» INSTRUCTIONS TO FOLLOW: Can you write out all the lines word for word, with no pictures?

» DATASET RECORDS:
..............................
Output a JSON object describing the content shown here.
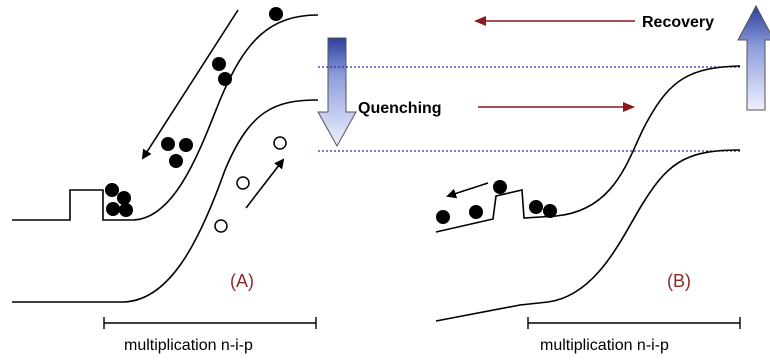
{
  "labels": {
    "recovery": "Recovery",
    "quenching": "Quenching",
    "panel_a": "(A)",
    "panel_b": "(B)",
    "axis_a": "multiplication n-i-p",
    "axis_b": "multiplication n-i-p"
  },
  "colors": {
    "band": "#000000",
    "dark_red": "#8b1a1a",
    "panel_label": "#8b2b2b",
    "dotted_line": "#2a2aa8",
    "arrow_fill_light": "#eef0ff",
    "arrow_fill_dark": "#2c3e9c"
  }
}
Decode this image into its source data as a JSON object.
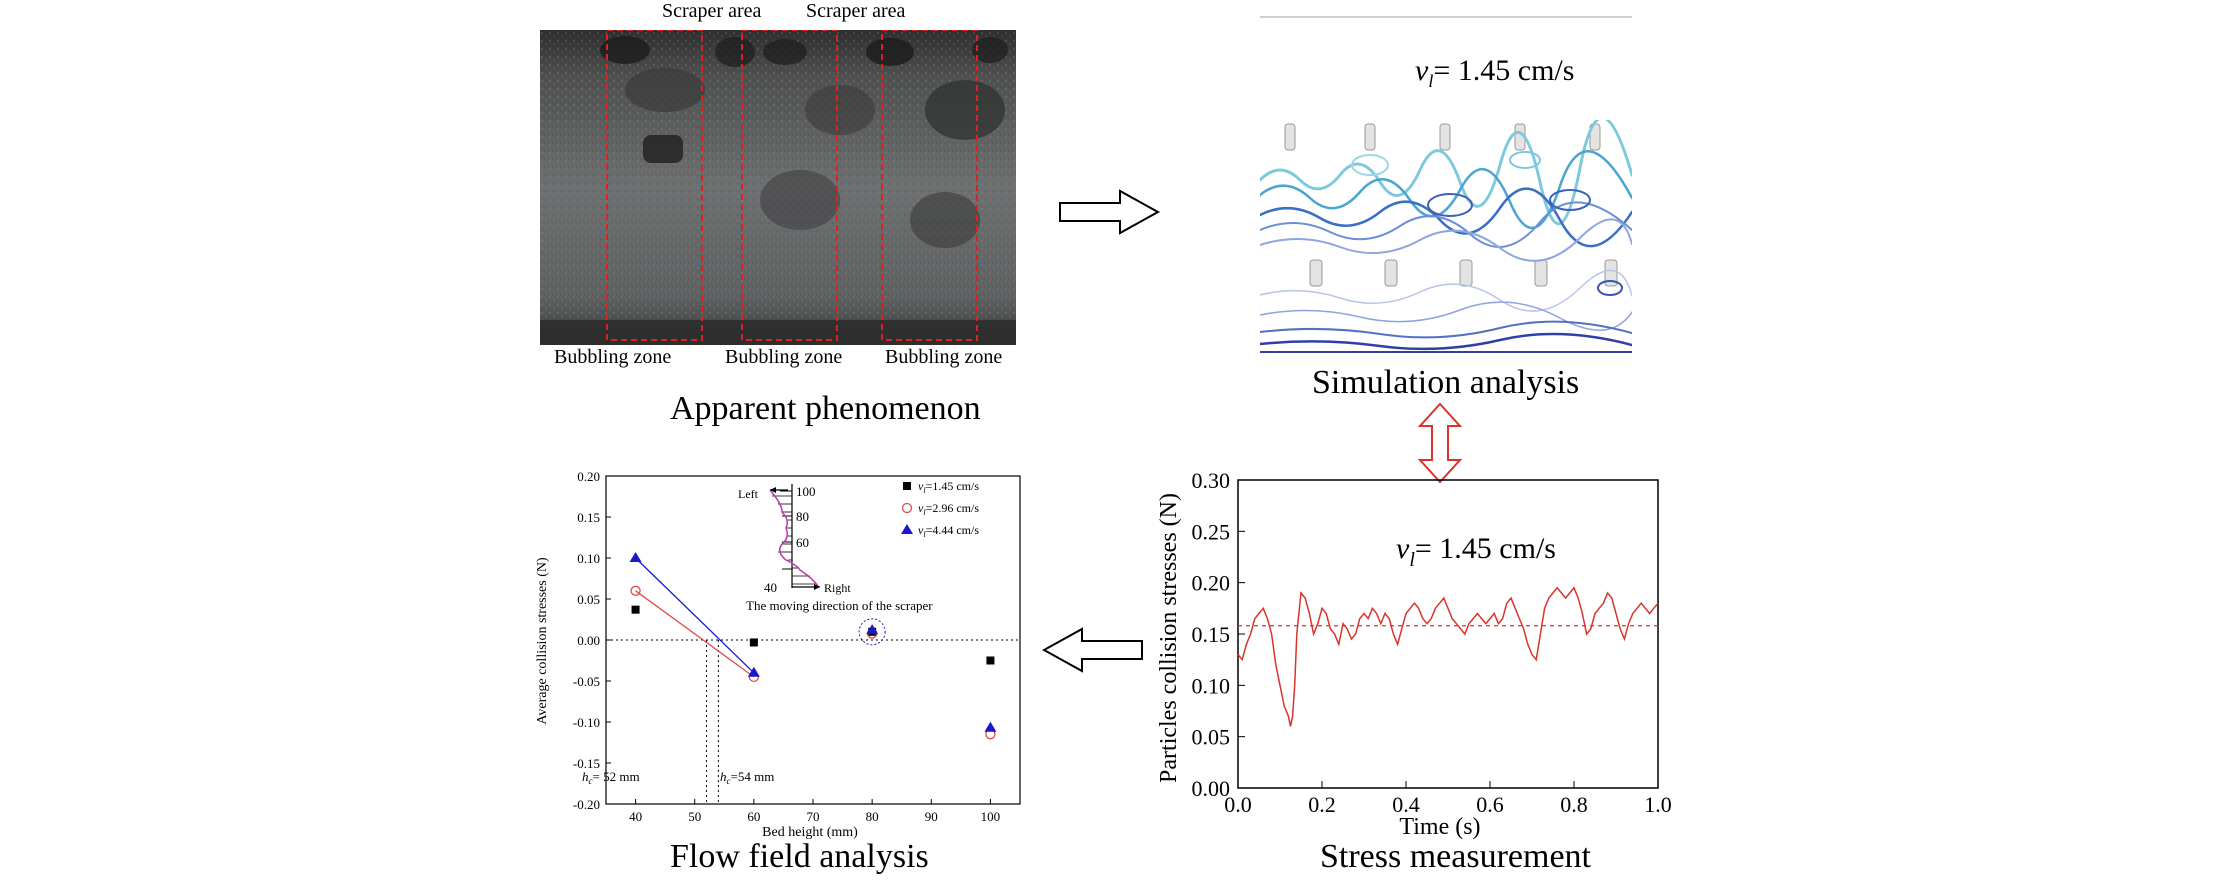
{
  "phenomenon": {
    "caption": "Apparent phenomenon",
    "top_labels": [
      "Scraper area",
      "Scraper area"
    ],
    "bottom_labels": [
      "Bubbling zone",
      "Bubbling zone",
      "Bubbling zone"
    ]
  },
  "simulation": {
    "caption": "Simulation analysis",
    "velocity_symbol": "v",
    "velocity_sub": "l",
    "velocity_value": "= 1.45 cm/s"
  },
  "stress": {
    "caption": "Stress measurement",
    "velocity_symbol": "v",
    "velocity_sub": "l",
    "velocity_value": "= 1.45 cm/s"
  },
  "flow": {
    "caption": "Flow field analysis",
    "inset_labels": {
      "left": "Left",
      "right": "Right",
      "moving": "The moving direction of the scraper",
      "ticks": [
        "100",
        "80",
        "60",
        "40"
      ]
    },
    "annotations": [
      {
        "symbol": "h",
        "sub": "c",
        "text": "= 52 mm"
      },
      {
        "symbol": "h",
        "sub": "c",
        "text": "=54 mm"
      }
    ]
  },
  "arrows": {
    "colors": {
      "black": "#000000",
      "red": "#d9342b"
    }
  },
  "chart_data": [
    {
      "type": "line",
      "title": "",
      "xlabel": "Time (s)",
      "ylabel": "Particles collision stresses (N)",
      "xlim": [
        0,
        1.0
      ],
      "ylim": [
        0,
        0.3
      ],
      "x_ticks": [
        "0.0",
        "0.2",
        "0.4",
        "0.6",
        "0.8",
        "1.0"
      ],
      "y_ticks": [
        "0.00",
        "0.05",
        "0.10",
        "0.15",
        "0.20",
        "0.25",
        "0.30"
      ],
      "reference_line": 0.158,
      "grid": false,
      "series": [
        {
          "color": "#d9342b",
          "x": [
            0.0,
            0.01,
            0.02,
            0.03,
            0.04,
            0.05,
            0.06,
            0.07,
            0.08,
            0.09,
            0.1,
            0.11,
            0.12,
            0.125,
            0.13,
            0.135,
            0.14,
            0.15,
            0.16,
            0.17,
            0.18,
            0.19,
            0.2,
            0.21,
            0.22,
            0.23,
            0.24,
            0.25,
            0.26,
            0.27,
            0.28,
            0.29,
            0.3,
            0.31,
            0.32,
            0.33,
            0.34,
            0.35,
            0.36,
            0.37,
            0.38,
            0.39,
            0.4,
            0.41,
            0.42,
            0.43,
            0.44,
            0.45,
            0.46,
            0.47,
            0.48,
            0.49,
            0.5,
            0.51,
            0.52,
            0.53,
            0.54,
            0.55,
            0.56,
            0.57,
            0.58,
            0.59,
            0.6,
            0.61,
            0.62,
            0.63,
            0.64,
            0.65,
            0.66,
            0.67,
            0.68,
            0.69,
            0.7,
            0.71,
            0.72,
            0.73,
            0.74,
            0.75,
            0.76,
            0.77,
            0.78,
            0.79,
            0.8,
            0.81,
            0.82,
            0.83,
            0.84,
            0.85,
            0.86,
            0.87,
            0.88,
            0.89,
            0.9,
            0.91,
            0.92,
            0.93,
            0.94,
            0.95,
            0.96,
            0.97,
            0.98,
            0.99,
            1.0
          ],
          "y": [
            0.13,
            0.125,
            0.14,
            0.15,
            0.165,
            0.17,
            0.175,
            0.165,
            0.15,
            0.12,
            0.1,
            0.08,
            0.07,
            0.06,
            0.07,
            0.1,
            0.15,
            0.19,
            0.185,
            0.17,
            0.15,
            0.16,
            0.175,
            0.17,
            0.155,
            0.15,
            0.14,
            0.16,
            0.155,
            0.145,
            0.15,
            0.165,
            0.17,
            0.165,
            0.175,
            0.17,
            0.16,
            0.17,
            0.165,
            0.15,
            0.14,
            0.155,
            0.17,
            0.175,
            0.18,
            0.175,
            0.165,
            0.16,
            0.165,
            0.175,
            0.18,
            0.185,
            0.175,
            0.165,
            0.16,
            0.155,
            0.15,
            0.16,
            0.165,
            0.17,
            0.165,
            0.16,
            0.165,
            0.17,
            0.16,
            0.165,
            0.18,
            0.185,
            0.175,
            0.165,
            0.155,
            0.14,
            0.13,
            0.125,
            0.15,
            0.175,
            0.185,
            0.19,
            0.195,
            0.19,
            0.185,
            0.19,
            0.195,
            0.185,
            0.17,
            0.15,
            0.155,
            0.17,
            0.175,
            0.18,
            0.19,
            0.185,
            0.17,
            0.155,
            0.145,
            0.16,
            0.17,
            0.175,
            0.18,
            0.175,
            0.17,
            0.175,
            0.18
          ]
        }
      ]
    },
    {
      "type": "scatter",
      "title": "",
      "xlabel": "Bed height (mm)",
      "ylabel": "Average collision stresses (N)",
      "xlim": [
        35,
        105
      ],
      "ylim": [
        -0.2,
        0.2
      ],
      "x_ticks": [
        "40",
        "50",
        "60",
        "70",
        "80",
        "90",
        "100"
      ],
      "y_ticks": [
        "0.20",
        "0.15",
        "0.10",
        "0.05",
        "0.00",
        "-0.05",
        "-0.10",
        "-0.15",
        "-0.20"
      ],
      "legend_placement": "top-right",
      "series": [
        {
          "legend_symbol": "v",
          "legend_sub": "l",
          "legend_value": "=1.45 cm/s",
          "marker": "square",
          "color": "#000000",
          "x": [
            40,
            60,
            80,
            100
          ],
          "y": [
            0.037,
            -0.003,
            0.01,
            -0.025
          ]
        },
        {
          "legend_symbol": "v",
          "legend_sub": "l",
          "legend_value": "=2.96 cm/s",
          "marker": "circle-open",
          "color": "#e24a4a",
          "x": [
            40,
            60,
            80,
            100
          ],
          "y": [
            0.06,
            -0.045,
            0.008,
            -0.115
          ]
        },
        {
          "legend_symbol": "v",
          "legend_sub": "l",
          "legend_value": "=4.44 cm/s",
          "marker": "triangle",
          "color": "#1a1acc",
          "x": [
            40,
            60,
            80,
            100
          ],
          "y": [
            0.1,
            -0.04,
            0.012,
            -0.107
          ]
        }
      ],
      "fit_lines": [
        {
          "color": "#e24a4a",
          "from": [
            40,
            0.06
          ],
          "to": [
            60,
            -0.045
          ]
        },
        {
          "color": "#1a1acc",
          "from": [
            40,
            0.1
          ],
          "to": [
            60,
            -0.04
          ]
        }
      ],
      "zero_crossings": [
        52,
        54
      ]
    }
  ]
}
..............................
» EXERCISE OUTPUT:
Output a JSON object describing the content shown here.
{
  "labels": {
    "recovery": "Recovery",
    "quenching": "Quenching",
    "panel_a": "(A)",
    "panel_b": "(B)",
    "axis_a": "multiplication n-i-p",
    "axis_b": "multiplication n-i-p"
  },
  "colors": {
    "band": "#000000",
    "dark_red": "#8b1a1a",
    "panel_label": "#8b2b2b",
    "dotted_line": "#2a2aa8",
    "arrow_fill_light": "#eef0ff",
    "arrow_fill_dark": "#2c3e9c"
  }
}
Decode this image into its source data as a JSON object.
{
  "phenomenon": {
    "caption": "Apparent phenomenon",
    "top_labels": [
      "Scraper area",
      "Scraper area"
    ],
    "bottom_labels": [
      "Bubbling zone",
      "Bubbling zone",
      "Bubbling zone"
    ]
  },
  "simulation": {
    "caption": "Simulation analysis",
    "velocity_symbol": "v",
    "velocity_sub": "l",
    "velocity_value": "= 1.45 cm/s"
  },
  "stress": {
    "caption": "Stress measurement",
    "velocity_symbol": "v",
    "velocity_sub": "l",
    "velocity_value": "= 1.45 cm/s"
  },
  "flow": {
    "caption": "Flow field analysis",
    "inset_labels": {
      "left": "Left",
      "right": "Right",
      "moving": "The moving direction of the scraper",
      "ticks": [
        "100",
        "80",
        "60",
        "40"
      ]
    },
    "annotations": [
      {
        "symbol": "h",
        "sub": "c",
        "text": "= 52 mm"
      },
      {
        "symbol": "h",
        "sub": "c",
        "text": "=54 mm"
      }
    ]
  },
  "arrows": {
    "colors": {
      "black": "#000000",
      "red": "#d9342b"
    }
  },
  "chart_data": [
    {
      "type": "line",
      "title": "",
      "xlabel": "Time (s)",
      "ylabel": "Particles collision stresses (N)",
      "xlim": [
        0,
        1.0
      ],
      "ylim": [
        0,
        0.3
      ],
      "x_ticks": [
        "0.0",
        "0.2",
        "0.4",
        "0.6",
        "0.8",
        "1.0"
      ],
      "y_ticks": [
        "0.00",
        "0.05",
        "0.10",
        "0.15",
        "0.20",
        "0.25",
        "0.30"
      ],
      "reference_line": 0.158,
      "grid": false,
      "series": [
        {
          "color": "#d9342b",
          "x": [
            0.0,
            0.01,
            0.02,
            0.03,
            0.04,
            0.05,
            0.06,
            0.07,
            0.08,
            0.09,
            0.1,
            0.11,
            0.12,
            0.125,
            0.13,
            0.135,
            0.14,
            0.15,
            0.16,
            0.17,
            0.18,
            0.19,
            0.2,
            0.21,
            0.22,
            0.23,
            0.24,
            0.25,
            0.26,
            0.27,
            0.28,
            0.29,
            0.3,
            0.31,
            0.32,
            0.33,
            0.34,
            0.35,
            0.36,
            0.37,
            0.38,
            0.39,
            0.4,
            0.41,
            0.42,
            0.43,
            0.44,
            0.45,
            0.46,
            0.47,
            0.48,
            0.49,
            0.5,
            0.51,
            0.52,
            0.53,
            0.54,
            0.55,
            0.56,
            0.57,
            0.58,
            0.59,
            0.6,
            0.61,
            0.62,
            0.63,
            0.64,
            0.65,
            0.66,
            0.67,
            0.68,
            0.69,
            0.7,
            0.71,
            0.72,
            0.73,
            0.74,
            0.75,
            0.76,
            0.77,
            0.78,
            0.79,
            0.8,
            0.81,
            0.82,
            0.83,
            0.84,
            0.85,
            0.86,
            0.87,
            0.88,
            0.89,
            0.9,
            0.91,
            0.92,
            0.93,
            0.94,
            0.95,
            0.96,
            0.97,
            0.98,
            0.99,
            1.0
          ],
          "y": [
            0.13,
            0.125,
            0.14,
            0.15,
            0.165,
            0.17,
            0.175,
            0.165,
            0.15,
            0.12,
            0.1,
            0.08,
            0.07,
            0.06,
            0.07,
            0.1,
            0.15,
            0.19,
            0.185,
            0.17,
            0.15,
            0.16,
            0.175,
            0.17,
            0.155,
            0.15,
            0.14,
            0.16,
            0.155,
            0.145,
            0.15,
            0.165,
            0.17,
            0.165,
            0.175,
            0.17,
            0.16,
            0.17,
            0.165,
            0.15,
            0.14,
            0.155,
            0.17,
            0.175,
            0.18,
            0.175,
            0.165,
            0.16,
            0.165,
            0.175,
            0.18,
            0.185,
            0.175,
            0.165,
            0.16,
            0.155,
            0.15,
            0.16,
            0.165,
            0.17,
            0.165,
            0.16,
            0.165,
            0.17,
            0.16,
            0.165,
            0.18,
            0.185,
            0.175,
            0.165,
            0.155,
            0.14,
            0.13,
            0.125,
            0.15,
            0.175,
            0.185,
            0.19,
            0.195,
            0.19,
            0.185,
            0.19,
            0.195,
            0.185,
            0.17,
            0.15,
            0.155,
            0.17,
            0.175,
            0.18,
            0.19,
            0.185,
            0.17,
            0.155,
            0.145,
            0.16,
            0.17,
            0.175,
            0.18,
            0.175,
            0.17,
            0.175,
            0.18
          ]
        }
      ]
    },
    {
      "type": "scatter",
      "title": "",
      "xlabel": "Bed height (mm)",
      "ylabel": "Average collision stresses (N)",
      "xlim": [
        35,
        105
      ],
      "ylim": [
        -0.2,
        0.2
      ],
      "x_ticks": [
        "40",
        "50",
        "60",
        "70",
        "80",
        "90",
        "100"
      ],
      "y_ticks": [
        "0.20",
        "0.15",
        "0.10",
        "0.05",
        "0.00",
        "-0.05",
        "-0.10",
        "-0.15",
        "-0.20"
      ],
      "legend_placement": "top-right",
      "series": [
        {
          "legend_symbol": "v",
          "legend_sub": "l",
          "legend_value": "=1.45 cm/s",
          "marker": "square",
          "color": "#000000",
          "x": [
            40,
            60,
            80,
            100
          ],
          "y": [
            0.037,
            -0.003,
            0.01,
            -0.025
          ]
        },
        {
          "legend_symbol": "v",
          "legend_sub": "l",
          "legend_value": "=2.96 cm/s",
          "marker": "circle-open",
          "color": "#e24a4a",
          "x": [
            40,
            60,
            80,
            100
          ],
          "y": [
            0.06,
            -0.045,
            0.008,
            -0.115
          ]
        },
        {
          "legend_symbol": "v",
          "legend_sub": "l",
          "legend_value": "=4.44 cm/s",
          "marker": "triangle",
          "color": "#1a1acc",
          "x": [
            40,
            60,
            80,
            100
          ],
          "y": [
            0.1,
            -0.04,
            0.012,
            -0.107
          ]
        }
      ],
      "fit_lines": [
        {
          "color": "#e24a4a",
          "from": [
            40,
            0.06
          ],
          "to": [
            60,
            -0.045
          ]
        },
        {
          "color": "#1a1acc",
          "from": [
            40,
            0.1
          ],
          "to": [
            60,
            -0.04
          ]
        }
      ],
      "zero_crossings": [
        52,
        54
      ]
    }
  ]
}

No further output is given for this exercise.